▶ [Problem]
Reproduce every line of the entries below without any change, and leave out the pictures.

▶ [Records provided]
==================================================
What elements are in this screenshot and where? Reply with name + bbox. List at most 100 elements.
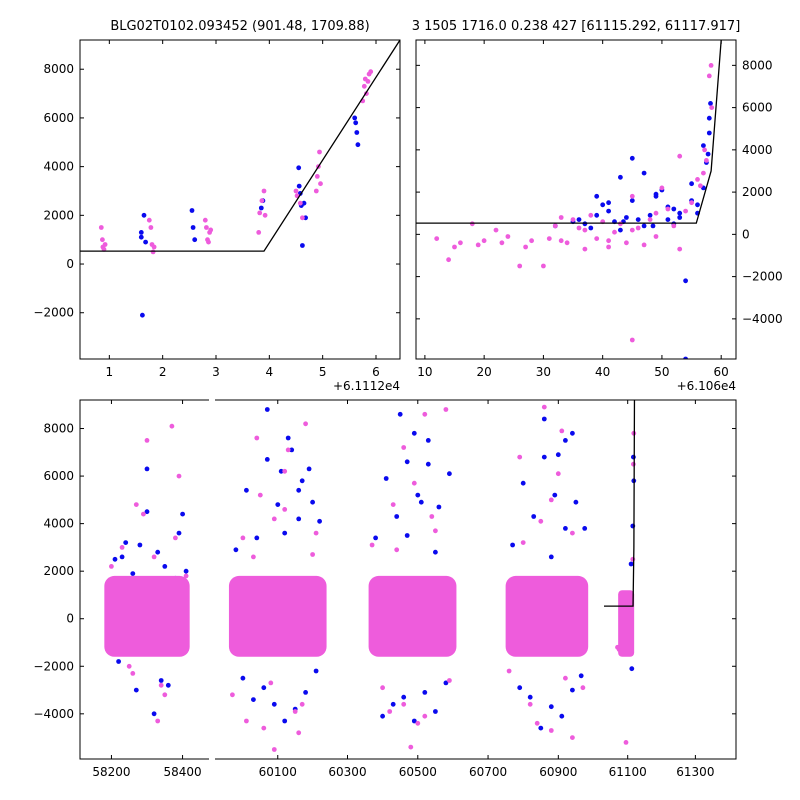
data-point-blue bbox=[665, 217, 671, 223]
data-point-pink bbox=[292, 709, 298, 714]
data-point-blue bbox=[606, 200, 611, 206]
data-point-blue bbox=[635, 217, 641, 223]
data-point-pink bbox=[268, 680, 274, 686]
data-point-pink bbox=[183, 573, 189, 579]
data-point-pink bbox=[698, 183, 703, 189]
data-point-pink bbox=[368, 69, 374, 75]
panel-top-left: BLG02T0102.093452 (901.48, 1709.88) 1 2 3 4 5… bbox=[33, 19, 401, 393]
data-point-pink bbox=[704, 158, 709, 163]
data-point-pink bbox=[257, 492, 263, 498]
data-point-pink bbox=[570, 735, 575, 740]
data-point-blue bbox=[683, 278, 688, 284]
data-point-blue bbox=[180, 511, 186, 517]
x-tick-label: 60300 bbox=[328, 765, 366, 779]
data-point-pink bbox=[158, 682, 164, 688]
data-point-pink bbox=[659, 185, 665, 191]
data-point-blue bbox=[282, 718, 288, 724]
x-tick-label: 30 bbox=[536, 365, 551, 379]
data-point-blue bbox=[285, 435, 291, 441]
x-tick-label: 3 bbox=[212, 365, 220, 379]
data-point-pink bbox=[623, 740, 629, 745]
data-point-pink bbox=[564, 240, 570, 246]
data-point-pink bbox=[546, 236, 552, 242]
dense-cluster-season-1 bbox=[104, 575, 190, 657]
data-point-pink bbox=[300, 215, 305, 221]
data-point-blue bbox=[594, 193, 600, 199]
data-point-blue bbox=[618, 227, 623, 233]
y-tick-label: 0 bbox=[742, 227, 750, 241]
panel-top-right: 3 1505 1716.0 0.238 427 [61115.292, 6111… bbox=[412, 19, 783, 393]
data-point-blue bbox=[306, 466, 312, 472]
data-point-pink bbox=[558, 215, 564, 220]
data-point-pink bbox=[240, 535, 246, 541]
y-tick-label: 0 bbox=[66, 612, 74, 626]
data-point-pink bbox=[261, 725, 267, 731]
data-point-blue bbox=[355, 142, 361, 148]
data-point-pink bbox=[303, 421, 308, 427]
data-point-blue bbox=[570, 430, 575, 436]
y-tick-label: −2000 bbox=[33, 659, 74, 673]
data-point-blue bbox=[116, 659, 121, 664]
data-point-blue bbox=[158, 678, 164, 683]
data-point-blue bbox=[141, 212, 147, 218]
data-point-blue bbox=[296, 165, 302, 171]
data-point-blue bbox=[650, 223, 656, 229]
data-point-blue bbox=[404, 459, 410, 465]
data-point-pink bbox=[558, 238, 564, 244]
data-point-pink bbox=[631, 461, 636, 467]
data-point-pink bbox=[151, 244, 157, 250]
data-point-blue bbox=[254, 535, 260, 541]
x-tick-label: 61300 bbox=[676, 765, 714, 779]
data-point-pink bbox=[173, 535, 178, 541]
dense-cluster-season-3 bbox=[368, 575, 457, 657]
x-tick-label: 1 bbox=[106, 365, 114, 379]
data-point-blue bbox=[618, 174, 623, 180]
data-point-pink bbox=[98, 225, 104, 230]
data-point-pink bbox=[361, 83, 367, 89]
data-point-blue bbox=[641, 170, 647, 176]
data-point-blue bbox=[296, 183, 302, 189]
data-point-blue bbox=[433, 549, 438, 555]
data-point-blue bbox=[541, 416, 547, 422]
model-line bbox=[80, 40, 400, 252]
data-point-pink bbox=[523, 244, 528, 250]
data-point-pink bbox=[582, 227, 588, 233]
data-point-blue bbox=[138, 234, 144, 240]
x-tick-label: 6 bbox=[372, 365, 380, 379]
data-point-pink bbox=[256, 230, 262, 235]
x-tick-label: 2 bbox=[159, 365, 167, 379]
x-tick-label: 58200 bbox=[92, 765, 130, 779]
data-point-pink bbox=[259, 198, 265, 204]
plot-area bbox=[104, 400, 637, 752]
data-point-pink bbox=[169, 423, 175, 429]
data-point-blue bbox=[570, 687, 575, 693]
data-point-blue bbox=[317, 518, 322, 524]
data-point-pink bbox=[369, 542, 375, 548]
data-point-pink bbox=[541, 263, 546, 269]
data-point-blue bbox=[278, 468, 284, 474]
y-tick-label: −2000 bbox=[742, 270, 783, 284]
dense-cluster-season-5 bbox=[618, 590, 635, 657]
data-point-pink bbox=[271, 516, 277, 522]
data-point-blue bbox=[300, 243, 305, 248]
data-point-pink bbox=[202, 217, 208, 223]
data-point-pink bbox=[481, 238, 487, 244]
x-offset-label: +6.106e4 bbox=[677, 379, 736, 393]
data-point-blue bbox=[353, 120, 359, 126]
data-point-blue bbox=[155, 549, 161, 555]
data-point-blue bbox=[251, 697, 256, 702]
data-point-pink bbox=[130, 671, 136, 676]
x-tick-label: 60100 bbox=[259, 765, 297, 779]
data-point-blue bbox=[629, 666, 635, 672]
data-point-pink bbox=[282, 468, 288, 474]
y-tick-label: 2000 bbox=[43, 564, 74, 578]
data-point-pink bbox=[706, 73, 712, 79]
data-point-blue bbox=[137, 542, 143, 548]
data-point-blue bbox=[354, 130, 360, 135]
data-point-blue bbox=[303, 690, 308, 695]
data-point-blue bbox=[112, 556, 118, 562]
x-tick-label: 60500 bbox=[399, 765, 437, 779]
data-point-pink bbox=[162, 692, 168, 698]
data-point-blue bbox=[548, 554, 554, 560]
==================================================
▶ [Task result]
What elements are in this screenshot and where? Reply with name + bbox. List at most 100 elements.
data-point-blue bbox=[665, 217, 671, 223]
data-point-pink bbox=[292, 709, 298, 714]
data-point-blue bbox=[606, 200, 611, 206]
data-point-blue bbox=[635, 217, 641, 223]
data-point-pink bbox=[268, 680, 274, 686]
data-point-pink bbox=[183, 573, 189, 579]
data-point-pink bbox=[698, 183, 703, 189]
data-point-pink bbox=[368, 69, 374, 75]
panel-top-left: BLG02T0102.093452 (901.48, 1709.88) 1 2 3 4 5… bbox=[33, 19, 401, 393]
data-point-pink bbox=[704, 158, 709, 163]
data-point-pink bbox=[257, 492, 263, 498]
data-point-pink bbox=[570, 735, 575, 740]
data-point-blue bbox=[683, 278, 688, 284]
data-point-blue bbox=[180, 511, 186, 517]
x-tick-label: 60300 bbox=[328, 765, 366, 779]
data-point-pink bbox=[158, 682, 164, 688]
data-point-pink bbox=[659, 185, 665, 191]
data-point-blue bbox=[282, 718, 288, 724]
x-tick-label: 30 bbox=[536, 365, 551, 379]
data-point-blue bbox=[285, 435, 291, 441]
x-tick-label: 3 bbox=[212, 365, 220, 379]
data-point-pink bbox=[623, 740, 629, 745]
data-point-pink bbox=[564, 240, 570, 246]
data-point-pink bbox=[546, 236, 552, 242]
dense-cluster-season-1 bbox=[104, 575, 190, 657]
data-point-pink bbox=[300, 215, 305, 221]
data-point-blue bbox=[594, 193, 600, 199]
data-point-blue bbox=[618, 227, 623, 233]
y-tick-label: 0 bbox=[742, 227, 750, 241]
panel-top-right: 3 1505 1716.0 0.238 427 [61115.292, 6111… bbox=[412, 19, 783, 393]
data-point-blue bbox=[306, 466, 312, 472]
data-point-pink bbox=[558, 215, 564, 220]
data-point-pink bbox=[240, 535, 246, 541]
y-tick-label: 0 bbox=[66, 612, 74, 626]
data-point-pink bbox=[261, 725, 267, 731]
data-point-blue bbox=[355, 142, 361, 148]
data-point-pink bbox=[303, 421, 308, 427]
data-point-blue bbox=[570, 430, 575, 436]
y-tick-label: −2000 bbox=[33, 659, 74, 673]
data-point-blue bbox=[116, 659, 121, 664]
data-point-blue bbox=[158, 678, 164, 683]
data-point-blue bbox=[141, 212, 147, 218]
data-point-blue bbox=[296, 165, 302, 171]
data-point-blue bbox=[650, 223, 656, 229]
data-point-blue bbox=[404, 459, 410, 465]
data-point-pink bbox=[558, 238, 564, 244]
data-point-pink bbox=[631, 461, 636, 467]
data-point-pink bbox=[151, 244, 157, 250]
data-point-blue bbox=[254, 535, 260, 541]
x-tick-label: 61300 bbox=[676, 765, 714, 779]
data-point-pink bbox=[173, 535, 178, 541]
dense-cluster-season-3 bbox=[368, 575, 457, 657]
x-tick-label: 1 bbox=[106, 365, 114, 379]
data-point-blue bbox=[618, 174, 623, 180]
data-point-pink bbox=[98, 225, 104, 230]
data-point-pink bbox=[361, 83, 367, 89]
data-point-blue bbox=[641, 170, 647, 176]
data-point-blue bbox=[296, 183, 302, 189]
data-point-blue bbox=[433, 549, 438, 555]
data-point-blue bbox=[541, 416, 547, 422]
model-line bbox=[80, 40, 400, 252]
data-point-pink bbox=[523, 244, 528, 250]
data-point-pink bbox=[582, 227, 588, 233]
data-point-blue bbox=[138, 234, 144, 240]
x-tick-label: 6 bbox=[372, 365, 380, 379]
data-point-pink bbox=[256, 230, 262, 235]
x-tick-label: 2 bbox=[159, 365, 167, 379]
x-tick-label: 58200 bbox=[92, 765, 130, 779]
data-point-pink bbox=[259, 198, 265, 204]
plot-area bbox=[104, 400, 637, 752]
data-point-pink bbox=[169, 423, 175, 429]
data-point-blue bbox=[570, 687, 575, 693]
data-point-blue bbox=[317, 518, 322, 524]
data-point-pink bbox=[369, 542, 375, 548]
data-point-pink bbox=[541, 263, 546, 269]
data-point-blue bbox=[278, 468, 284, 474]
y-tick-label: −2000 bbox=[742, 270, 783, 284]
dense-cluster-season-5 bbox=[618, 590, 635, 657]
data-point-pink bbox=[271, 516, 277, 522]
data-point-blue bbox=[300, 243, 305, 248]
data-point-pink bbox=[202, 217, 208, 223]
data-point-pink bbox=[481, 238, 487, 244]
x-offset-label: +6.106e4 bbox=[677, 379, 736, 393]
data-point-blue bbox=[353, 120, 359, 126]
data-point-blue bbox=[155, 549, 161, 555]
data-point-blue bbox=[251, 697, 256, 702]
data-point-pink bbox=[130, 671, 136, 676]
x-tick-label: 60100 bbox=[259, 765, 297, 779]
data-point-blue bbox=[629, 666, 635, 672]
data-point-pink bbox=[282, 468, 288, 474]
y-tick-label: 2000 bbox=[43, 564, 74, 578]
data-point-pink bbox=[706, 73, 712, 79]
data-point-blue bbox=[137, 542, 143, 548]
data-point-blue bbox=[354, 130, 360, 135]
data-point-blue bbox=[303, 690, 308, 695]
data-point-blue bbox=[112, 556, 118, 562]
x-tick-label: 60500 bbox=[399, 765, 437, 779]
data-point-pink bbox=[162, 692, 168, 698]
data-point-blue bbox=[548, 554, 554, 560]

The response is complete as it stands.